§ RECORD LIST
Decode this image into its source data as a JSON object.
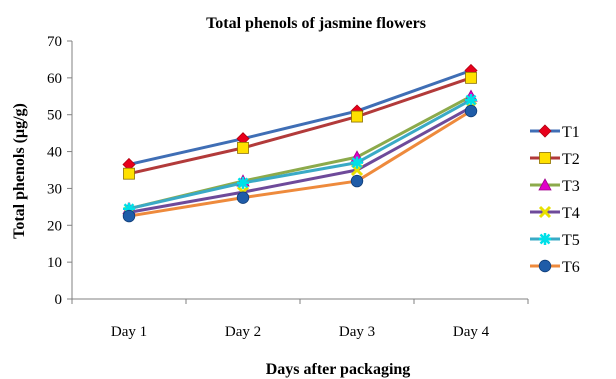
{
  "chart_data": {
    "type": "line",
    "title": "Total phenols of jasmine flowers",
    "xlabel": "Days after packaging",
    "ylabel": "Total phenols (µg/g)",
    "categories": [
      "Day 1",
      "Day 2",
      "Day 3",
      "Day 4"
    ],
    "ylim": [
      0,
      70
    ],
    "yticks": [
      0,
      10,
      20,
      30,
      40,
      50,
      60,
      70
    ],
    "legend_position": "right",
    "grid": false,
    "series": [
      {
        "name": "T1",
        "color": "#3F6EB5",
        "marker": "diamond",
        "marker_color": "#E8001C",
        "values": [
          36.5,
          43.5,
          51,
          62
        ]
      },
      {
        "name": "T2",
        "color": "#B23A3A",
        "marker": "square",
        "marker_color": "#FFE000",
        "values": [
          34,
          41,
          49.5,
          60
        ]
      },
      {
        "name": "T3",
        "color": "#8CAA4B",
        "marker": "triangle",
        "marker_color": "#E000C8",
        "values": [
          24.5,
          32,
          38.5,
          55
        ]
      },
      {
        "name": "T4",
        "color": "#6E4A9A",
        "marker": "x",
        "marker_color": "#E8E000",
        "values": [
          23.5,
          29,
          35,
          52
        ]
      },
      {
        "name": "T5",
        "color": "#3AAAC6",
        "marker": "asterisk",
        "marker_color": "#00E0E8",
        "values": [
          24.5,
          31.5,
          37,
          54
        ]
      },
      {
        "name": "T6",
        "color": "#EE8A3C",
        "marker": "circle",
        "marker_color": "#1F5CA8",
        "values": [
          22.5,
          27.5,
          32,
          51
        ]
      }
    ]
  }
}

§ GOAL OF THE EXERCISE
Leave out the pictures and copy the rest of the material above exactly.

§ RESULT FOR THIS TASK
Decode this image into its source data as a JSON object.
{
  "chart_data": {
    "type": "line",
    "title": "Total phenols of jasmine flowers",
    "xlabel": "Days after packaging",
    "ylabel": "Total phenols (µg/g)",
    "categories": [
      "Day 1",
      "Day 2",
      "Day 3",
      "Day 4"
    ],
    "ylim": [
      0,
      70
    ],
    "yticks": [
      0,
      10,
      20,
      30,
      40,
      50,
      60,
      70
    ],
    "legend_position": "right",
    "grid": false,
    "series": [
      {
        "name": "T1",
        "color": "#3F6EB5",
        "marker": "diamond",
        "marker_color": "#E8001C",
        "values": [
          36.5,
          43.5,
          51,
          62
        ]
      },
      {
        "name": "T2",
        "color": "#B23A3A",
        "marker": "square",
        "marker_color": "#FFE000",
        "values": [
          34,
          41,
          49.5,
          60
        ]
      },
      {
        "name": "T3",
        "color": "#8CAA4B",
        "marker": "triangle",
        "marker_color": "#E000C8",
        "values": [
          24.5,
          32,
          38.5,
          55
        ]
      },
      {
        "name": "T4",
        "color": "#6E4A9A",
        "marker": "x",
        "marker_color": "#E8E000",
        "values": [
          23.5,
          29,
          35,
          52
        ]
      },
      {
        "name": "T5",
        "color": "#3AAAC6",
        "marker": "asterisk",
        "marker_color": "#00E0E8",
        "values": [
          24.5,
          31.5,
          37,
          54
        ]
      },
      {
        "name": "T6",
        "color": "#EE8A3C",
        "marker": "circle",
        "marker_color": "#1F5CA8",
        "values": [
          22.5,
          27.5,
          32,
          51
        ]
      }
    ]
  }
}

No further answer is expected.